Every line below is to be copied exactly, with the pictures left out.

[Data entries]

◇ ◇ ◇ ◇ ◇ ◇ ◇

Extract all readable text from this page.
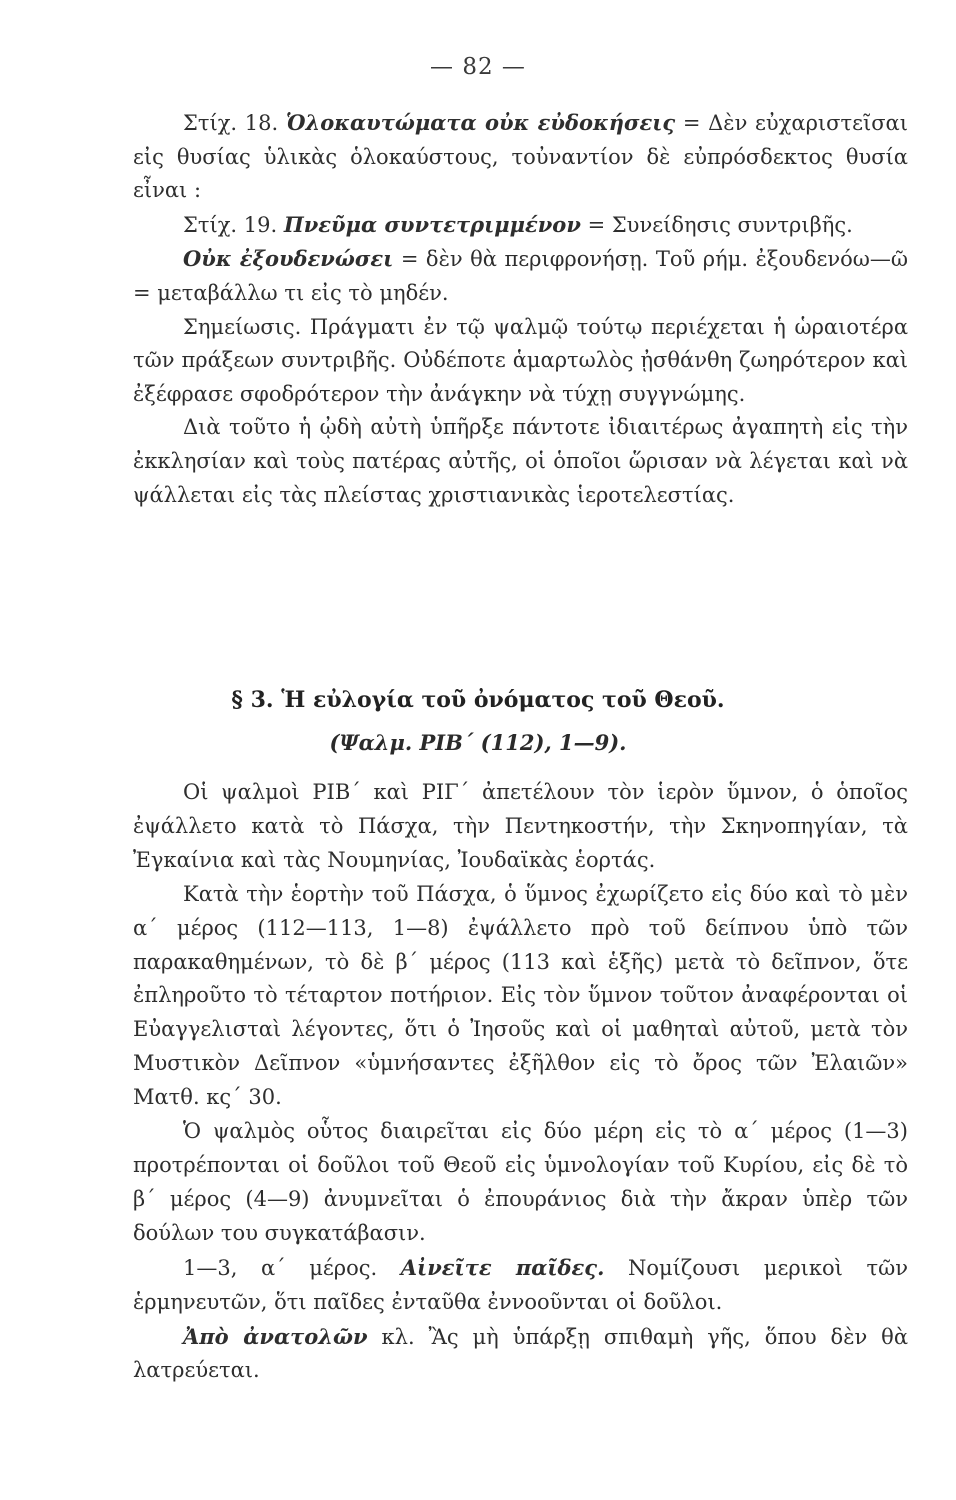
— 82 —

Στίχ. 18. Ὁλοκαυτώματα οὐκ εὐδοκήσεις = Δὲν εὐχαριστεῖσαι εἰς θυσίας ὑλικὰς ὁλοκαύστους, τοὐναντίον δὲ εὐπρόσδεκτος θυσία εἶναι :

Στίχ. 19. Πνεῦμα συντετριμμένον = Συνείδησις συντριβῆς.

Οὐκ ἐξουδενώσει = δὲν θὰ περιφρονήσῃ. Τοῦ ρήμ. ἐξουδενόω—ῶ = μεταβάλλω τι εἰς τὸ μηδέν.

Σημείωσις. Πράγματι ἐν τῷ ψαλμῷ τούτῳ περιέχεται ἡ ὡραιοτέρα τῶν πράξεων συντριβῆς. Οὐδέποτε ἁμαρτωλὸς ᾐσθάνθη ζωηρότερον καὶ ἐξέφρασε σφοδρότερον τὴν ἀνάγκην νὰ τύχῃ συγγνώμης.

Διὰ τοῦτο ἡ ᾠδὴ αὐτὴ ὑπῆρξε πάντοτε ἰδιαιτέρως ἀγαπητὴ εἰς τὴν ἐκκλησίαν καὶ τοὺς πατέρας αὐτῆς, οἱ ὁποῖοι ὥρισαν νὰ λέγεται καὶ νὰ ψάλλεται εἰς τὰς πλείστας χριστιανικὰς ἱεροτελεστίας.

§ 3. Ἡ εὐλογία τοῦ ὀνόματος τοῦ Θεοῦ.
(Ψαλμ. ΡΙΒ΄ (112), 1—9).

Οἱ ψαλμοὶ ΡΙΒ΄ καὶ ΡΙΓ΄ ἀπετέλουν τὸν ἱερὸν ὕμνον, ὁ ὁποῖος ἐψάλλετο κατὰ τὸ Πάσχα, τὴν Πεντηκοστήν, τὴν Σκηνοπηγίαν, τὰ Ἐγκαίνια καὶ τὰς Νουμηνίας, Ἰουδαϊκὰς ἑορτάς.

Κατὰ τὴν ἑορτὴν τοῦ Πάσχα, ὁ ὕμνος ἐχωρίζετο εἰς δύο καὶ τὸ μὲν α΄ μέρος (112—113, 1—8) ἐψάλλετο πρὸ τοῦ δείπνου ὑπὸ τῶν παρακαθημένων, τὸ δὲ β΄ μέρος (113 καὶ ἑξῆς) μετὰ τὸ δεῖπνον, ὅτε ἐπληροῦτο τὸ τέταρτον ποτήριον. Εἰς τὸν ὕμνον τοῦτον ἀναφέρονται οἱ Εὐαγγελισταὶ λέγοντες, ὅτι ὁ Ἰησοῦς καὶ οἱ μαθηταὶ αὐτοῦ, μετὰ τὸν Μυστικὸν Δεῖπνον «ὑμνήσαντες ἐξῆλθον εἰς τὸ ὄρος τῶν Ἐλαιῶν» Ματθ. κς΄ 30.

Ὁ ψαλμὸς οὗτος διαιρεῖται εἰς δύο μέρη εἰς τὸ α΄ μέρος (1—3) προτρέπονται οἱ δοῦλοι τοῦ Θεοῦ εἰς ὑμνολογίαν τοῦ Κυρίου, εἰς δὲ τὸ β΄ μέρος (4—9) ἀνυμνεῖται ὁ ἐπουράνιος διὰ τὴν ἄκραν ὑπὲρ τῶν δούλων του συγκατάβασιν.

1—3, α΄ μέρος. Αἰνεῖτε παῖδες. Νομίζουσι μερικοὶ τῶν ἑρμηνευτῶν, ὅτι παῖδες ἐνταῦθα ἐννοοῦνται οἱ δοῦλοι.

Ἀπὸ ἀνατολῶν κλ. Ἂς μὴ ὑπάρξῃ σπιθαμὴ γῆς, ὅπου δὲν θὰ λατρεύεται.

◇ ◇ ◇ ◇ ◇ ◇ ◇

Answer to this exercise »
Extract all readable text from this page.
— 82 —

Στίχ. 18. Ὁλοκαυτώματα οὐκ εὐδοκήσεις = Δὲν εὐχαριστεῖσαι εἰς θυσίας ὑλικὰς ὁλοκαύστους, τοὐναντίον δὲ εὐπρόσδεκτος θυσία εἶναι :

Στίχ. 19. Πνεῦμα συντετριμμένον = Συνείδησις συντριβῆς.

Οὐκ ἐξουδενώσει = δὲν θὰ περιφρονήσῃ. Τοῦ ρήμ. ἐξουδενόω—ῶ = μεταβάλλω τι εἰς τὸ μηδέν.

Σημείωσις. Πράγματι ἐν τῷ ψαλμῷ τούτῳ περιέχεται ἡ ὡραιοτέρα τῶν πράξεων συντριβῆς. Οὐδέποτε ἁμαρτωλὸς ᾐσθάνθη ζωηρότερον καὶ ἐξέφρασε σφοδρότερον τὴν ἀνάγκην νὰ τύχῃ συγγνώμης.

Διὰ τοῦτο ἡ ᾠδὴ αὐτὴ ὑπῆρξε πάντοτε ἰδιαιτέρως ἀγαπητὴ εἰς τὴν ἐκκλησίαν καὶ τοὺς πατέρας αὐτῆς, οἱ ὁποῖοι ὥρισαν νὰ λέγεται καὶ νὰ ψάλλεται εἰς τὰς πλείστας χριστιανικὰς ἱεροτελεστίας.

§ 3. Ἡ εὐλογία τοῦ ὀνόματος τοῦ Θεοῦ.
(Ψαλμ. ΡΙΒ΄ (112), 1—9).

Οἱ ψαλμοὶ ΡΙΒ΄ καὶ ΡΙΓ΄ ἀπετέλουν τὸν ἱερὸν ὕμνον, ὁ ὁποῖος ἐψάλλετο κατὰ τὸ Πάσχα, τὴν Πεντηκοστήν, τὴν Σκηνοπηγίαν, τὰ Ἐγκαίνια καὶ τὰς Νουμηνίας, Ἰουδαϊκὰς ἑορτάς.

Κατὰ τὴν ἑορτὴν τοῦ Πάσχα, ὁ ὕμνος ἐχωρίζετο εἰς δύο καὶ τὸ μὲν α΄ μέρος (112—113, 1—8) ἐψάλλετο πρὸ τοῦ δείπνου ὑπὸ τῶν παρακαθημένων, τὸ δὲ β΄ μέρος (113 καὶ ἑξῆς) μετὰ τὸ δεῖπνον, ὅτε ἐπληροῦτο τὸ τέταρτον ποτήριον. Εἰς τὸν ὕμνον τοῦτον ἀναφέρονται οἱ Εὐαγγελισταὶ λέγοντες, ὅτι ὁ Ἰησοῦς καὶ οἱ μαθηταὶ αὐτοῦ, μετὰ τὸν Μυστικὸν Δεῖπνον «ὑμνήσαντες ἐξῆλθον εἰς τὸ ὄρος τῶν Ἐλαιῶν» Ματθ. κς΄ 30.

Ὁ ψαλμὸς οὗτος διαιρεῖται εἰς δύο μέρη εἰς τὸ α΄ μέρος (1—3) προτρέπονται οἱ δοῦλοι τοῦ Θεοῦ εἰς ὑμνολογίαν τοῦ Κυρίου, εἰς δὲ τὸ β΄ μέρος (4—9) ἀνυμνεῖται ὁ ἐπουράνιος διὰ τὴν ἄκραν ὑπὲρ τῶν δούλων του συγκατάβασιν.

1—3, α΄ μέρος. Αἰνεῖτε παῖδες. Νομίζουσι μερικοὶ τῶν ἑρμηνευτῶν, ὅτι παῖδες ἐνταῦθα ἐννοοῦνται οἱ δοῦλοι.

Ἀπὸ ἀνατολῶν κλ. Ἂς μὴ ὑπάρξῃ σπιθαμὴ γῆς, ὅπου δὲν θὰ λατρεύεται.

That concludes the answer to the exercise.